**Data supplied**
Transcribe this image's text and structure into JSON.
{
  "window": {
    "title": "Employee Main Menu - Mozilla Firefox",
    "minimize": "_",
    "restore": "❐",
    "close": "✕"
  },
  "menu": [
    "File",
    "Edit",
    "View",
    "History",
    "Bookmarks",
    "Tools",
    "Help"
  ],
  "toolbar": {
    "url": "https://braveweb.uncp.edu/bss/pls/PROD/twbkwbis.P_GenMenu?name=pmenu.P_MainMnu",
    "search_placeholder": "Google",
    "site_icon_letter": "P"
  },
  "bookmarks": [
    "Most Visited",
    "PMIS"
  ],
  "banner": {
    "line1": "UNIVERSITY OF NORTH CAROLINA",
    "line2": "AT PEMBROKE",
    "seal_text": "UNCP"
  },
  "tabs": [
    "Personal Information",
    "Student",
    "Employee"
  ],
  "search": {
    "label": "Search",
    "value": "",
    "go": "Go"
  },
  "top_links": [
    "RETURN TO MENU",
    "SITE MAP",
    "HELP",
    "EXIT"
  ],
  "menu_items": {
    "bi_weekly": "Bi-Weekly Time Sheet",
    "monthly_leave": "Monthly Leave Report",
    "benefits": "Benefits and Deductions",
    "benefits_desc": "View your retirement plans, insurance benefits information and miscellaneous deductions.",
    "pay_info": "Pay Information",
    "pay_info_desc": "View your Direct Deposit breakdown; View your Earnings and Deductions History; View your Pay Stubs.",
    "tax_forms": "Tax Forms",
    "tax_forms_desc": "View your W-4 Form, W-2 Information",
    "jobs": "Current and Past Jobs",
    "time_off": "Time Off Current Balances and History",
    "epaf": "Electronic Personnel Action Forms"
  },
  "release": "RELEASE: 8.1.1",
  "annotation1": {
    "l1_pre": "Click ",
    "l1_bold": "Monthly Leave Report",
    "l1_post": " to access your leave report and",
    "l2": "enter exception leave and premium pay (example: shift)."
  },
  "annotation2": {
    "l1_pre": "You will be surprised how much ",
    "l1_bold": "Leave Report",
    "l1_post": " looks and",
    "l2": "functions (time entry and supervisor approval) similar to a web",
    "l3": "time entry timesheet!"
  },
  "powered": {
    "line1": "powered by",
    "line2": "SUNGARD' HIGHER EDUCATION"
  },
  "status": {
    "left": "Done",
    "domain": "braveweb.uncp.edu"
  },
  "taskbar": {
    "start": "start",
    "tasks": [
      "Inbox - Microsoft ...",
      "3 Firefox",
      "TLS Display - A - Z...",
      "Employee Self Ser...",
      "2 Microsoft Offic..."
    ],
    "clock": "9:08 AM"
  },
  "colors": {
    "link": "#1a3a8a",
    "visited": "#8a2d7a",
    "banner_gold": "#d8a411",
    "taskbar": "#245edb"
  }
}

**Task to complete**
Reproduce each record exactly, leaving nothing out.

**Full answer**
Transcribe this image's text and structure into JSON.
{
  "window": {
    "title": "Employee Main Menu - Mozilla Firefox",
    "minimize": "_",
    "restore": "❐",
    "close": "✕"
  },
  "menu": [
    "File",
    "Edit",
    "View",
    "History",
    "Bookmarks",
    "Tools",
    "Help"
  ],
  "toolbar": {
    "url": "https://braveweb.uncp.edu/bss/pls/PROD/twbkwbis.P_GenMenu?name=pmenu.P_MainMnu",
    "search_placeholder": "Google",
    "site_icon_letter": "P"
  },
  "bookmarks": [
    "Most Visited",
    "PMIS"
  ],
  "banner": {
    "line1": "UNIVERSITY OF NORTH CAROLINA",
    "line2": "AT PEMBROKE",
    "seal_text": "UNCP"
  },
  "tabs": [
    "Personal Information",
    "Student",
    "Employee"
  ],
  "search": {
    "label": "Search",
    "value": "",
    "go": "Go"
  },
  "top_links": [
    "RETURN TO MENU",
    "SITE MAP",
    "HELP",
    "EXIT"
  ],
  "menu_items": {
    "bi_weekly": "Bi-Weekly Time Sheet",
    "monthly_leave": "Monthly Leave Report",
    "benefits": "Benefits and Deductions",
    "benefits_desc": "View your retirement plans, insurance benefits information and miscellaneous deductions.",
    "pay_info": "Pay Information",
    "pay_info_desc": "View your Direct Deposit breakdown; View your Earnings and Deductions History; View your Pay Stubs.",
    "tax_forms": "Tax Forms",
    "tax_forms_desc": "View your W-4 Form, W-2 Information",
    "jobs": "Current and Past Jobs",
    "time_off": "Time Off Current Balances and History",
    "epaf": "Electronic Personnel Action Forms"
  },
  "release": "RELEASE: 8.1.1",
  "annotation1": {
    "l1_pre": "Click ",
    "l1_bold": "Monthly Leave Report",
    "l1_post": " to access your leave report and",
    "l2": "enter exception leave and premium pay (example: shift)."
  },
  "annotation2": {
    "l1_pre": "You will be surprised how much ",
    "l1_bold": "Leave Report",
    "l1_post": " looks and",
    "l2": "functions (time entry and supervisor approval) similar to a web",
    "l3": "time entry timesheet!"
  },
  "powered": {
    "line1": "powered by",
    "line2": "SUNGARD' HIGHER EDUCATION"
  },
  "status": {
    "left": "Done",
    "domain": "braveweb.uncp.edu"
  },
  "taskbar": {
    "start": "start",
    "tasks": [
      "Inbox - Microsoft ...",
      "3 Firefox",
      "TLS Display - A - Z...",
      "Employee Self Ser...",
      "2 Microsoft Offic..."
    ],
    "clock": "9:08 AM"
  },
  "colors": {
    "link": "#1a3a8a",
    "visited": "#8a2d7a",
    "banner_gold": "#d8a411",
    "taskbar": "#245edb"
  }
}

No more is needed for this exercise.